* YOUR GOAL: Give the listing again in full, exactly as written.

══════════════════════════════

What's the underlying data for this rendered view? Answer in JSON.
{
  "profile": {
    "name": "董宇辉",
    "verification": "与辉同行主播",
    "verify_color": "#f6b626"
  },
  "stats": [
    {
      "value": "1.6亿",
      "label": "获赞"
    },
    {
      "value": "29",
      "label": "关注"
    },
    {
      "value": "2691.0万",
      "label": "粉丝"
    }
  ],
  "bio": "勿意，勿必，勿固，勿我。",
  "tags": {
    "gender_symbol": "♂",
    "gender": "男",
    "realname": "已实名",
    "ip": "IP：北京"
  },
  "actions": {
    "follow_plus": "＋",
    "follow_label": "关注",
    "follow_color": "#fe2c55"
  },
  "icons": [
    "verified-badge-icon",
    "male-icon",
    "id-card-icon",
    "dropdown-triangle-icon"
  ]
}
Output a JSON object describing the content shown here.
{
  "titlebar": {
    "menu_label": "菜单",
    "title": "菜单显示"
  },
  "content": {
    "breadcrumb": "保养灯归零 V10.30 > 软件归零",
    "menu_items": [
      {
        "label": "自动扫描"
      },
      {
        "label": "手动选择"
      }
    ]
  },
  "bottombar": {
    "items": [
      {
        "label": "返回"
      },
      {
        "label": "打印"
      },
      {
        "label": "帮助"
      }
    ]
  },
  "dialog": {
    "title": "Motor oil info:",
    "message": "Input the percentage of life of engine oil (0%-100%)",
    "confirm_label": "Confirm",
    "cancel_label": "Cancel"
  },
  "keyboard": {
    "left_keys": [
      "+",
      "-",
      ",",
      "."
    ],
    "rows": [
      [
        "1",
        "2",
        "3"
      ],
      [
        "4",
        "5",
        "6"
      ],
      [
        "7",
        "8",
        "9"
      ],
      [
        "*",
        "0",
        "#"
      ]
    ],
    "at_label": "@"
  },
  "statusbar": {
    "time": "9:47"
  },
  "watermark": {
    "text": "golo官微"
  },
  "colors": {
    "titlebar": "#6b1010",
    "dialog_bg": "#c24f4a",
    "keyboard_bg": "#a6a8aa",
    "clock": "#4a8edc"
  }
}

══════════════════════════════

* WRITTEN RESPONSE:
What's the underlying data for this rendered view? Answer in JSON.
{
  "profile": {
    "name": "董宇辉",
    "verification": "与辉同行主播",
    "verify_color": "#f6b626"
  },
  "stats": [
    {
      "value": "1.6亿",
      "label": "获赞"
    },
    {
      "value": "29",
      "label": "关注"
    },
    {
      "value": "2691.0万",
      "label": "粉丝"
    }
  ],
  "bio": "勿意，勿必，勿固，勿我。",
  "tags": {
    "gender_symbol": "♂",
    "gender": "男",
    "realname": "已实名",
    "ip": "IP：北京"
  },
  "actions": {
    "follow_plus": "＋",
    "follow_label": "关注",
    "follow_color": "#fe2c55"
  },
  "icons": [
    "verified-badge-icon",
    "male-icon",
    "id-card-icon",
    "dropdown-triangle-icon"
  ]
}
Output a JSON object describing the content shown here.
{
  "titlebar": {
    "menu_label": "菜单",
    "title": "菜单显示"
  },
  "content": {
    "breadcrumb": "保养灯归零 V10.30 > 软件归零",
    "menu_items": [
      {
        "label": "自动扫描"
      },
      {
        "label": "手动选择"
      }
    ]
  },
  "bottombar": {
    "items": [
      {
        "label": "返回"
      },
      {
        "label": "打印"
      },
      {
        "label": "帮助"
      }
    ]
  },
  "dialog": {
    "title": "Motor oil info:",
    "message": "Input the percentage of life of engine oil (0%-100%)",
    "confirm_label": "Confirm",
    "cancel_label": "Cancel"
  },
  "keyboard": {
    "left_keys": [
      "+",
      "-",
      ",",
      "."
    ],
    "rows": [
      [
        "1",
        "2",
        "3"
      ],
      [
        "4",
        "5",
        "6"
      ],
      [
        "7",
        "8",
        "9"
      ],
      [
        "*",
        "0",
        "#"
      ]
    ],
    "at_label": "@"
  },
  "statusbar": {
    "time": "9:47"
  },
  "watermark": {
    "text": "golo官微"
  },
  "colors": {
    "titlebar": "#6b1010",
    "dialog_bg": "#c24f4a",
    "keyboard_bg": "#a6a8aa",
    "clock": "#4a8edc"
  }
}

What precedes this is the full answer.